- Required work: Each record must be retyped in full. No character may differ.

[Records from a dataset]

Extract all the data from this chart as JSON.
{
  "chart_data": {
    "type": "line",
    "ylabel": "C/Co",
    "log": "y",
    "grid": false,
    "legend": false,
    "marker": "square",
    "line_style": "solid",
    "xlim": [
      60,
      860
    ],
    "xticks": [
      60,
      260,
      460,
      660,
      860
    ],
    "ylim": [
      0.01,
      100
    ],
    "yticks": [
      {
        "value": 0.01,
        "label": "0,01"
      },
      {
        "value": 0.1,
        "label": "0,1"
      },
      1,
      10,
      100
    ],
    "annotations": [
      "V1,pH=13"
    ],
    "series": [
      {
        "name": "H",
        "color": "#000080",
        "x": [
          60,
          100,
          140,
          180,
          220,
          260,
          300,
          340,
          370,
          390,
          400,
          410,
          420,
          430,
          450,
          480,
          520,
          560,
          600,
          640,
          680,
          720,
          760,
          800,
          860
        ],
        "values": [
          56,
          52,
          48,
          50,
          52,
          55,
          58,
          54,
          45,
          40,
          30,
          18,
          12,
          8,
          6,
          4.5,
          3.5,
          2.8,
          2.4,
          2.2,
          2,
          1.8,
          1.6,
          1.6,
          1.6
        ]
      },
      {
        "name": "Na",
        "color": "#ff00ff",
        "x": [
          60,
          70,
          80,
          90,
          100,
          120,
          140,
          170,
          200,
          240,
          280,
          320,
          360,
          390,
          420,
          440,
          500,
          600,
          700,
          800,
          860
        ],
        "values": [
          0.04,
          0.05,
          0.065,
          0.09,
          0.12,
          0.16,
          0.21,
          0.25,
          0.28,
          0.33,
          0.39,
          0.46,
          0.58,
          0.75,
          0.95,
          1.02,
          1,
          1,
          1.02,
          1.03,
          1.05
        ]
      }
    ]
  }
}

- Task solution:
Extract all the data from this chart as JSON.
{
  "chart_data": {
    "type": "line",
    "ylabel": "C/Co",
    "log": "y",
    "grid": false,
    "legend": false,
    "marker": "square",
    "line_style": "solid",
    "xlim": [
      60,
      860
    ],
    "xticks": [
      60,
      260,
      460,
      660,
      860
    ],
    "ylim": [
      0.01,
      100
    ],
    "yticks": [
      {
        "value": 0.01,
        "label": "0,01"
      },
      {
        "value": 0.1,
        "label": "0,1"
      },
      1,
      10,
      100
    ],
    "annotations": [
      "V1,pH=13"
    ],
    "series": [
      {
        "name": "H",
        "color": "#000080",
        "x": [
          60,
          100,
          140,
          180,
          220,
          260,
          300,
          340,
          370,
          390,
          400,
          410,
          420,
          430,
          450,
          480,
          520,
          560,
          600,
          640,
          680,
          720,
          760,
          800,
          860
        ],
        "values": [
          56,
          52,
          48,
          50,
          52,
          55,
          58,
          54,
          45,
          40,
          30,
          18,
          12,
          8,
          6,
          4.5,
          3.5,
          2.8,
          2.4,
          2.2,
          2,
          1.8,
          1.6,
          1.6,
          1.6
        ]
      },
      {
        "name": "Na",
        "color": "#ff00ff",
        "x": [
          60,
          70,
          80,
          90,
          100,
          120,
          140,
          170,
          200,
          240,
          280,
          320,
          360,
          390,
          420,
          440,
          500,
          600,
          700,
          800,
          860
        ],
        "values": [
          0.04,
          0.05,
          0.065,
          0.09,
          0.12,
          0.16,
          0.21,
          0.25,
          0.28,
          0.33,
          0.39,
          0.46,
          0.58,
          0.75,
          0.95,
          1.02,
          1,
          1,
          1.02,
          1.03,
          1.05
        ]
      }
    ]
  }
}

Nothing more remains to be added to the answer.